= AIM =
Reproduce the material word for word; the images stay out.

··· EXCERPTED RECORDS

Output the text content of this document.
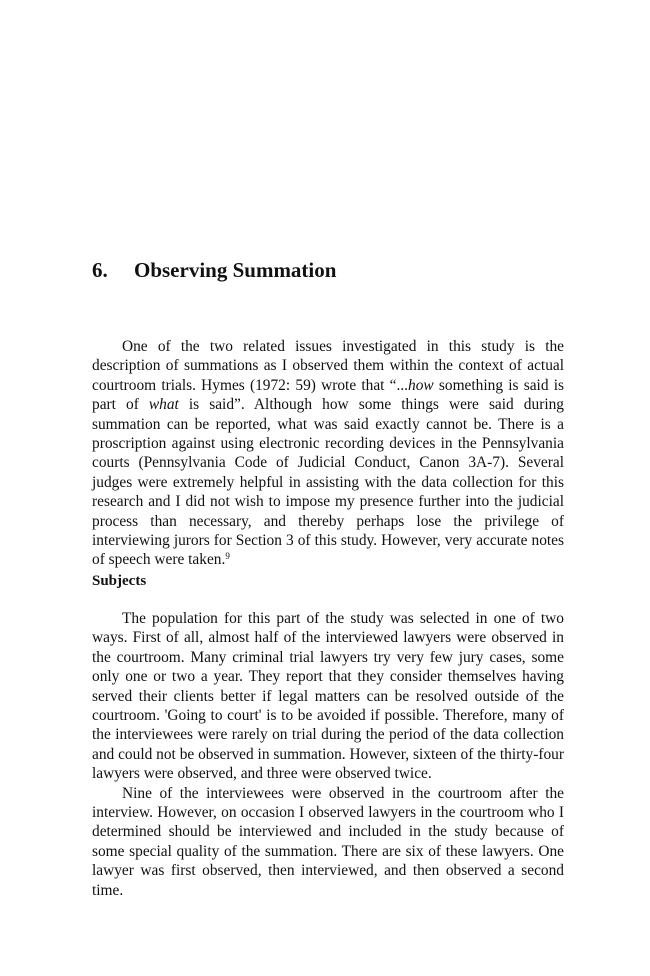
6. Observing Summation

One of the two related issues investigated in this study is the description of summations as I observed them within the context of actual courtroom trials. Hymes (1972: 59) wrote that “...how something is said is part of what is said”. Although how some things were said during summation can be reported, what was said exactly cannot be. There is a proscription against using electronic recording devices in the Pennsylvania courts (Pennsylvania Code of Judicial Conduct, Canon 3A-7). Several judges were extremely helpful in assisting with the data collection for this research and I did not wish to impose my presence further into the judicial process than necessary, and thereby perhaps lose the privilege of interviewing jurors for Section 3 of this study. However, very accurate notes of speech were taken.$^9$

Subjects

The population for this part of the study was selected in one of two ways. First of all, almost half of the interviewed lawyers were observed in the courtroom. Many criminal trial lawyers try very few jury cases, some only one or two a year. They report that they consider themselves having served their clients better if legal matters can be resolved outside of the courtroom. 'Going to court' is to be avoided if possible. Therefore, many of the interviewees were rarely on trial during the period of the data collection and could not be observed in summation. However, sixteen of the thirty-four lawyers were observed, and three were observed twice.

Nine of the interviewees were observed in the courtroom after the interview. However, on occasion I observed lawyers in the courtroom who I determined should be interviewed and included in the study because of some special quality of the summation. There are six of these lawyers. One lawyer was first observed, then interviewed, and then observed a second time.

······

= COMPLETED EXERCISE =
Output the text content of this document.
6. Observing Summation

One of the two related issues investigated in this study is the description of summations as I observed them within the context of actual courtroom trials. Hymes (1972: 59) wrote that “...how something is said is part of what is said”. Although how some things were said during summation can be reported, what was said exactly cannot be. There is a proscription against using electronic recording devices in the Pennsylvania courts (Pennsylvania Code of Judicial Conduct, Canon 3A-7). Several judges were extremely helpful in assisting with the data collection for this research and I did not wish to impose my presence further into the judicial process than necessary, and thereby perhaps lose the privilege of interviewing jurors for Section 3 of this study. However, very accurate notes of speech were taken.$^9$

Subjects

The population for this part of the study was selected in one of two ways. First of all, almost half of the interviewed lawyers were observed in the courtroom. Many criminal trial lawyers try very few jury cases, some only one or two a year. They report that they consider themselves having served their clients better if legal matters can be resolved outside of the courtroom. 'Going to court' is to be avoided if possible. Therefore, many of the interviewees were rarely on trial during the period of the data collection and could not be observed in summation. However, sixteen of the thirty-four lawyers were observed, and three were observed twice.

Nine of the interviewees were observed in the courtroom after the interview. However, on occasion I observed lawyers in the courtroom who I determined should be interviewed and included in the study because of some special quality of the summation. There are six of these lawyers. One lawyer was first observed, then interviewed, and then observed a second time.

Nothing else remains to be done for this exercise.